START Records to use
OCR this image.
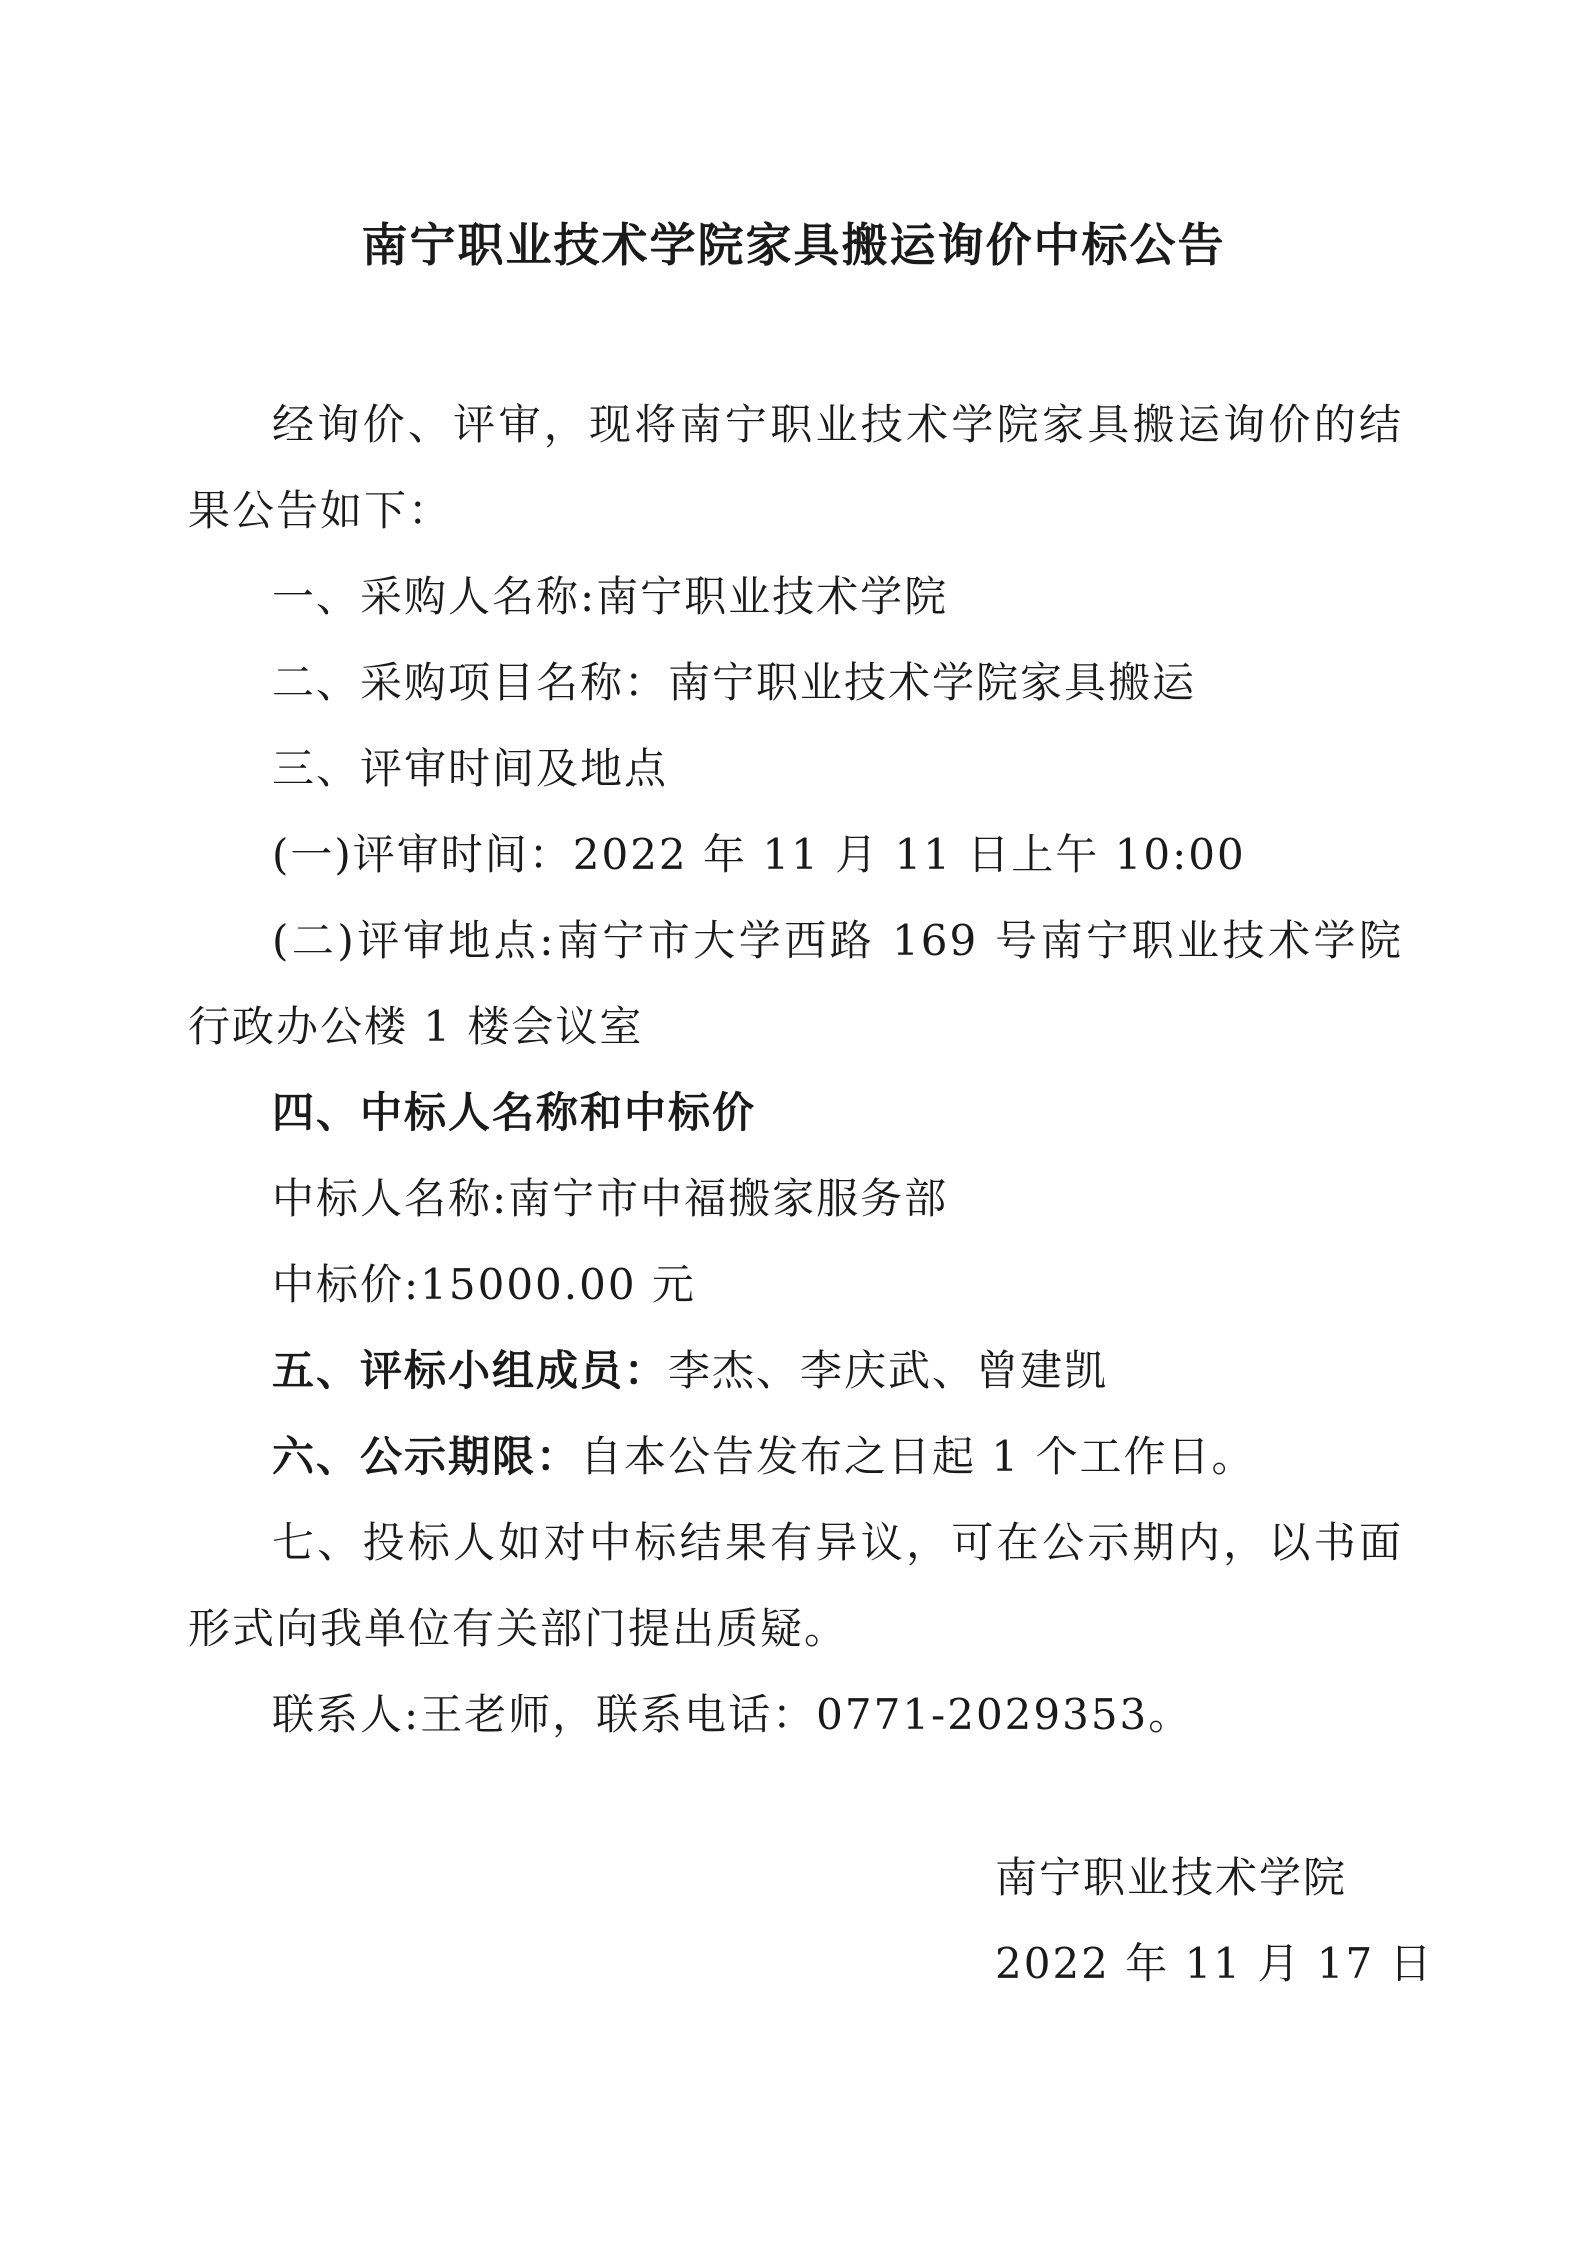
南宁职业技术学院家具搬运询价中标公告

经询价、评审，现将南宁职业技术学院家具搬运询价的结果公告如下：

一、采购人名称:南宁职业技术学院

二、采购项目名称：南宁职业技术学院家具搬运

三、评审时间及地点

(一)评审时间：2022 年 11 月 11 日上午 10:00

(二)评审地点:南宁市大学西路 169 号南宁职业技术学院行政办公楼 1 楼会议室

四、中标人名称和中标价

中标人名称:南宁市中福搬家服务部

中标价:15000.00 元

五、评标小组成员：李杰、李庆武、曾建凯

六、公示期限：自本公告发布之日起 1 个工作日。

七、投标人如对中标结果有异议，可在公示期内，以书面形式向我单位有关部门提出质疑。

联系人:王老师，联系电话：0771-2029353。

南宁职业技术学院
2022 年 11 月 17 日
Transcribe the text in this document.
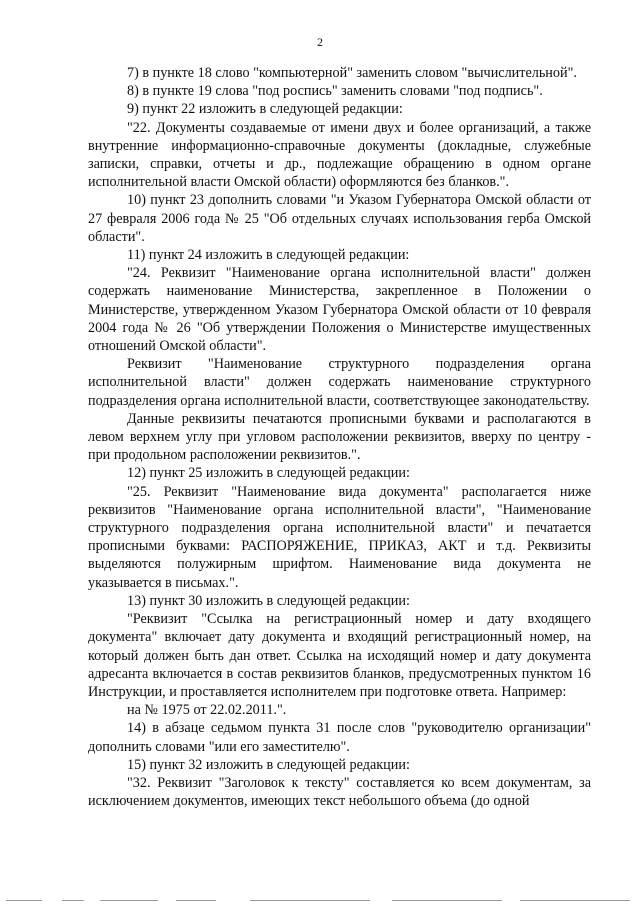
2

7) в пункте 18 слово "компьютерной" заменить словом "вычислительной".

8) в пункте 19 слова "под роспись" заменить словами "под подпись".

9) пункт 22 изложить в следующей редакции:

"22. Документы создаваемые от имени двух и более организаций, а также внутренние информационно-справочные документы (докладные, служебные записки, справки, отчеты и др., подлежащие обращению в одном органе исполнительной власти Омской области) оформляются без бланков.".

10) пункт 23 дополнить словами "и Указом Губернатора Омской области от 27 февраля 2006 года № 25 "Об отдельных случаях использования герба Омской области".

11) пункт 24 изложить в следующей редакции:

"24. Реквизит "Наименование органа исполнительной власти" должен содержать наименование Министерства, закрепленное в Положении о Министерстве, утвержденном Указом Губернатора Омской области от 10 февраля 2004 года № 26 "Об утверждении Положения о Министерстве имущественных отношений Омской области".

Реквизит "Наименование структурного подразделения органа исполнительной власти" должен содержать наименование структурного подразделения органа исполнительной власти, соответствующее законодательству.

Данные реквизиты печатаются прописными буквами и располагаются в левом верхнем углу при угловом расположении реквизитов, вверху по центру - при продольном расположении реквизитов.".

12) пункт 25 изложить в следующей редакции:

"25. Реквизит "Наименование вида документа" располагается ниже реквизитов "Наименование органа исполнительной власти", "Наименование структурного подразделения органа исполнительной власти" и печатается прописными буквами: РАСПОРЯЖЕНИЕ, ПРИКАЗ, АКТ и т.д. Реквизиты выделяются полужирным шрифтом. Наименование вида документа не указывается в письмах.".

13) пункт 30 изложить в следующей редакции:

"Реквизит "Ссылка на регистрационный номер и дату входящего документа" включает дату документа и входящий регистрационный номер, на который должен быть дан ответ. Ссылка на исходящий номер и дату документа адресанта включается в состав реквизитов бланков, предусмотренных пунктом 16 Инструкции, и проставляется исполнителем при подготовке ответа. Например:

на № 1975 от 22.02.2011.".

14) в абзаце седьмом пункта 31 после слов "руководителю организации" дополнить словами "или его заместителю".

15) пункт 32 изложить в следующей редакции:

"32. Реквизит "Заголовок к тексту" составляется ко всем документам, за исключением документов, имеющих текст небольшого объема (до одной
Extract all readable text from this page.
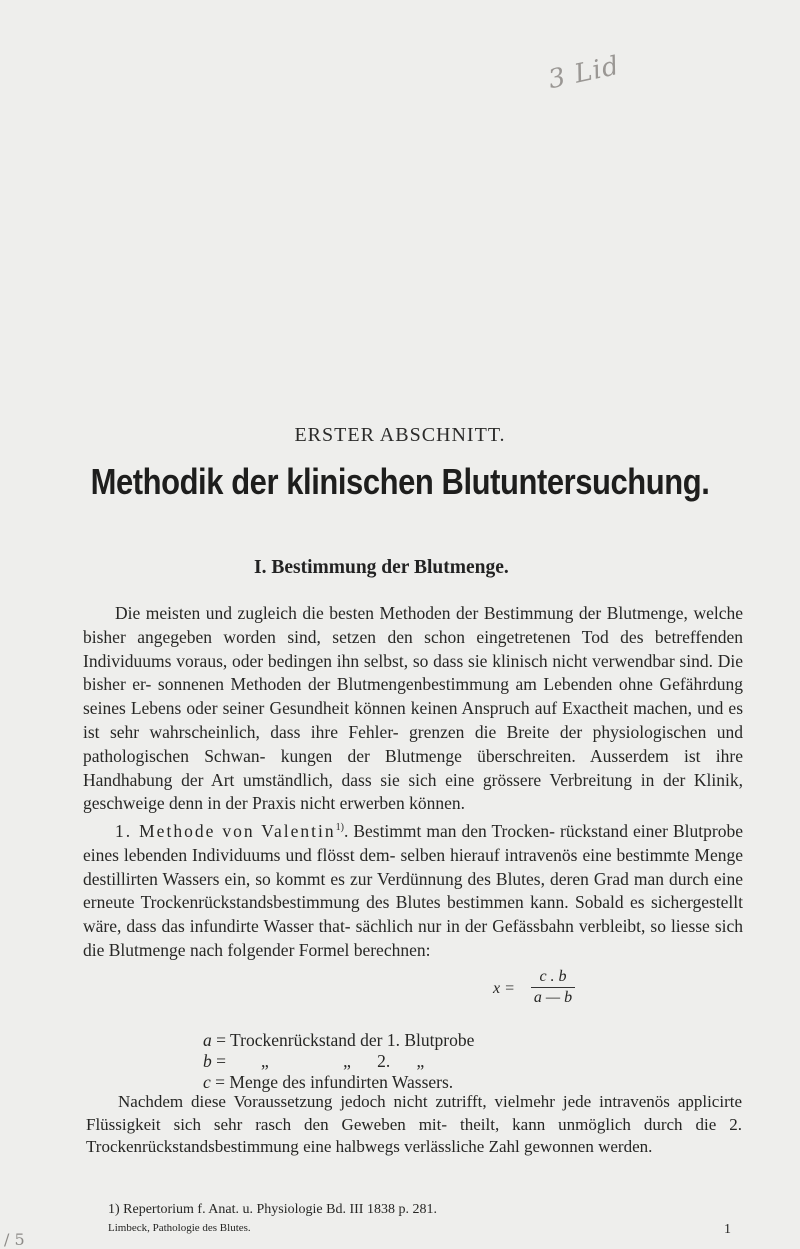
3 Lid
ERSTER ABSCHNITT.
Methodik der klinischen Blutuntersuchung.
I. Bestimmung der Blutmenge.

Die meisten und zugleich die besten Methoden der Bestimmung der Blutmenge, welche bisher angegeben worden sind, setzen den schon eingetretenen Tod des betreffenden Individuums voraus, oder bedingen ihn selbst, so dass sie klinisch nicht verwendbar sind. Die bisher er- sonnenen Methoden der Blutmengenbestimmung am Lebenden ohne Gefährdung seines Lebens oder seiner Gesundheit können keinen Anspruch auf Exactheit machen, und es ist sehr wahrscheinlich, dass ihre Fehler- grenzen die Breite der physiologischen und pathologischen Schwan- kungen der Blutmenge überschreiten. Ausserdem ist ihre Handhabung der Art umständlich, dass sie sich eine grössere Verbreitung in der Klinik, geschweige denn in der Praxis nicht erwerben können.

1. Methode von Valentin$^{1)}$. Bestimmt man den Trocken- rückstand einer Blutprobe eines lebenden Individuums und flösst dem- selben hierauf intravenös eine bestimmte Menge destillirten Wassers ein, so kommt es zur Verdünnung des Blutes, deren Grad man durch eine erneute Trockenrückstandsbestimmung des Blutes bestimmen kann. Sobald es sichergestellt wäre, dass das infundirte Wasser that- sächlich nur in der Gefässbahn verbleibt, so liesse sich die Blutmenge nach folgender Formel berechnen:

$x = \frac{c . b}{a — b}$
a = Trockenrückstand der 1. Blutprobe
b =        „                 „      2.      „
c = Menge des infundirten Wassers.

Nachdem diese Voraussetzung jedoch nicht zutrifft, vielmehr jede intravenös applicirte Flüssigkeit sich sehr rasch den Geweben mit- theilt, kann unmöglich durch die 2. Trockenrückstandsbestimmung eine halbwegs verlässliche Zahl gewonnen werden.

1) Repertorium f. Anat. u. Physiologie Bd. III 1838 p. 281.
Limbeck, Pathologie des Blutes.	1
/ 5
END Records to use
[Task prompt]
Reply with nothing except the number of lines in the listing above that include the string "Указом".

[Solved problem]
2